Jetzt steht es wieder in den Großheppacher Weinbergen
Ein steinernes Kreuz - Mahnmal
und Zeuge einer blutigen Tat


"Totschlag-Sühnekreuze" standen überall im Land / Sie sollten die Blutrache verhindern

Jetzt steht es wieder am alten Platz: Die nachfertigung des “Sühnekreuzes” in den Großheppacher Weinbergen, das Karl Eiber (Bild) als 13jähriger Bub entdeckt hatte.

§ §

• [Arbeitsanweisungen]:
[a] Kannst du den Abschnitt der Zeilen im Datenteil unten, der mit der ersten Zeile beginnt und mit der Zeile endet, die „heading (107, 237, 501, 363)“ enthält, als nummerierte Liste ohne Leerzeilen umschreiben?
[b] Kannst du den Text über das Sühnekreuz in den Großheppacher Weinbergen im Anschluss an seinen letzten Satz weiterschreiben?
Der Textauszug und die Zeilen der Daten haben nichts miteinander zu tun.

• [Zu verarbeitende Daten]:

§ §

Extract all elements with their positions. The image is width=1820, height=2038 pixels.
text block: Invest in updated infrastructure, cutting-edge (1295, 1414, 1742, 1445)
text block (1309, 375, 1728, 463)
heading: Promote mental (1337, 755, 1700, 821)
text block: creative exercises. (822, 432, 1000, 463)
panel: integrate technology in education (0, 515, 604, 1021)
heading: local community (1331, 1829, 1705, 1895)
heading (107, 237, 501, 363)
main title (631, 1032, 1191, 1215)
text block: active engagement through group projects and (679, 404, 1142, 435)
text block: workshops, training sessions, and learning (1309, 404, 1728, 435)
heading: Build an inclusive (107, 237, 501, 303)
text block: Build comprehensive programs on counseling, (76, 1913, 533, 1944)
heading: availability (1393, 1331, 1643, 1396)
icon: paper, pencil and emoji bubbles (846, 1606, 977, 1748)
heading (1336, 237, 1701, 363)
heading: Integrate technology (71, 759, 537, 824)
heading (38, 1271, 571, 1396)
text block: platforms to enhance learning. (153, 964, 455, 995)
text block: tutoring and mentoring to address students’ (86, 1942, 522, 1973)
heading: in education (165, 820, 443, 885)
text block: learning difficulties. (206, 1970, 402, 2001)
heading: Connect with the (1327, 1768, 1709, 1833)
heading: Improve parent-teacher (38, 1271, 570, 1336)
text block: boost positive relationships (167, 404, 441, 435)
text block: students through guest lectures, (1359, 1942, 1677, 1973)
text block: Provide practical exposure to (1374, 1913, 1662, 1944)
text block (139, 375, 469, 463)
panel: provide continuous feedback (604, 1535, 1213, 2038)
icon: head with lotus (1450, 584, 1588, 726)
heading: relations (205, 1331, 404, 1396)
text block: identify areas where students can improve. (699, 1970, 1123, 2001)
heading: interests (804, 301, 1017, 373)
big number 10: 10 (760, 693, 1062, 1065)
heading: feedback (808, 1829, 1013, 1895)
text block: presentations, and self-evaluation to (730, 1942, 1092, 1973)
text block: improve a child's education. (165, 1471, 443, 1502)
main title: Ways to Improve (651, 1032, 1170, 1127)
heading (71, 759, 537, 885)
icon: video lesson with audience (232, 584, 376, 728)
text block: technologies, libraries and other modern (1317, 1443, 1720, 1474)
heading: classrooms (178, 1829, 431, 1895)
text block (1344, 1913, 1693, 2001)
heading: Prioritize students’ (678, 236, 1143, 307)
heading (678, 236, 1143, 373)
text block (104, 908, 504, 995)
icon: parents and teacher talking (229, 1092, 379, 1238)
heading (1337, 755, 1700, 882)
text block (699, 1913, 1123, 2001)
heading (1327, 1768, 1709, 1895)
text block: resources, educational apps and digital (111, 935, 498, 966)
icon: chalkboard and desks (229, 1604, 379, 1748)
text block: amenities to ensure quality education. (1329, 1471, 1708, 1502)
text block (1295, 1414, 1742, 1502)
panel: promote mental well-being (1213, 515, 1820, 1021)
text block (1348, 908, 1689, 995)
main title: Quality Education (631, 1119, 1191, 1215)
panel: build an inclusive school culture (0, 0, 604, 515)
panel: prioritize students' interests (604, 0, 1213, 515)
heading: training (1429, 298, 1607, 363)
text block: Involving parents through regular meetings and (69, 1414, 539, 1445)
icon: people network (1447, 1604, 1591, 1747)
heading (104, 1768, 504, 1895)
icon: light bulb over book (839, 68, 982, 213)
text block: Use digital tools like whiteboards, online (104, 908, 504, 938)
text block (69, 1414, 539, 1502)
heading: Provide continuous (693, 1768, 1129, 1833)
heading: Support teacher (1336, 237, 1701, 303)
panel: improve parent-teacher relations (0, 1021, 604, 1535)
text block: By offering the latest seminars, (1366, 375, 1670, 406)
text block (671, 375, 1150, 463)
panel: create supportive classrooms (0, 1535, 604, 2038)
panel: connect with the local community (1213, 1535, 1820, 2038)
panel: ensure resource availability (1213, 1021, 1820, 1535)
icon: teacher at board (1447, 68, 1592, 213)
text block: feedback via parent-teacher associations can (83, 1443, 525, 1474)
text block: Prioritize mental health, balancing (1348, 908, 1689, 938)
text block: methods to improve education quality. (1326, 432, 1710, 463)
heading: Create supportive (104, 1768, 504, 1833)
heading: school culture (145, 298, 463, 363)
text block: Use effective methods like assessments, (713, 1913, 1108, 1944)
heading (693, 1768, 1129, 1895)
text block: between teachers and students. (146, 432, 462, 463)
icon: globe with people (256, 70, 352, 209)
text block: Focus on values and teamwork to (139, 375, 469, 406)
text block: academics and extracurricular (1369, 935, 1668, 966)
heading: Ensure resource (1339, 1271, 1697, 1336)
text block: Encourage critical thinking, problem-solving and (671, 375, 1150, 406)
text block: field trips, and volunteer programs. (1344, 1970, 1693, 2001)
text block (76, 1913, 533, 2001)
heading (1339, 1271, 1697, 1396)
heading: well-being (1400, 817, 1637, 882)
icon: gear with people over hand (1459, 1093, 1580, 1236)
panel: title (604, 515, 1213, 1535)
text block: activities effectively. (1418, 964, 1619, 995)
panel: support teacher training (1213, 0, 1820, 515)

§ §

• [Antworten]:
[a]
1. Extract all elements with their positions. The image is width=1820, height=2038 pixels.
2. text block: Invest in updated infrastructure, cutting-edge (1295, 1414, 1742, 1445)
3. text block (1309, 375, 1728, 463)
4. heading: Promote mental (1337, 755, 1700, 821)
5. text block: creative exercises. (822, 432, 1000, 463)
6. panel: integrate technology in education (0, 515, 604, 1021)
7. heading: local community (1331, 1829, 1705, 1895)
8. heading (107, 237, 501, 363)

[b]
Bild: Fahrner
WEINSTADT-GROSSHEPPACH (eis). Gut sechzig Jahre ist es her. "Dort, dort unten im Gras", sagt Karl Eiber und deutet auf den abschüssigen Hang am Rand der Großheppacher Weinberge, "da saß der Stein". Ein Sandstein, auf den ersten Blick nichts besonderes. Karl Eiber, damals ein 13jähriger Bub, hatte aber Gefallen an dem behauenen Steinblock mit der seltsamen Zeichnung auf der Vorderseite. Er nahm das Stück mit heim - ein Glücksfall für alle Historiker und Heimatgeschichtler, wie sich heute herausstellt. Karl Eiber entdeckte einen der wenigen noch verbliebenen "Totschlag-Sühnesteine" aus dem Mittelalter, den steinernen Zeuge der Bluttat, die sich im Jahr 1575 an dieser Stelle ereignete.

Wer der Tote ist und wie sein Mörder hieß ist bis heute ungeklärt. Einzig die Tatwaffe ist deutlich auf dem Stein abgebildet: ein Beil. Dazu die Jahreszahl: 1575. Keine nähere Erläuterung, kein erklärendes Wort. Für die Menschen des Mittelalters aber genug Information, um zu verstehen, was hier geschehen war - lesen konnten ja viele ohnehin nicht.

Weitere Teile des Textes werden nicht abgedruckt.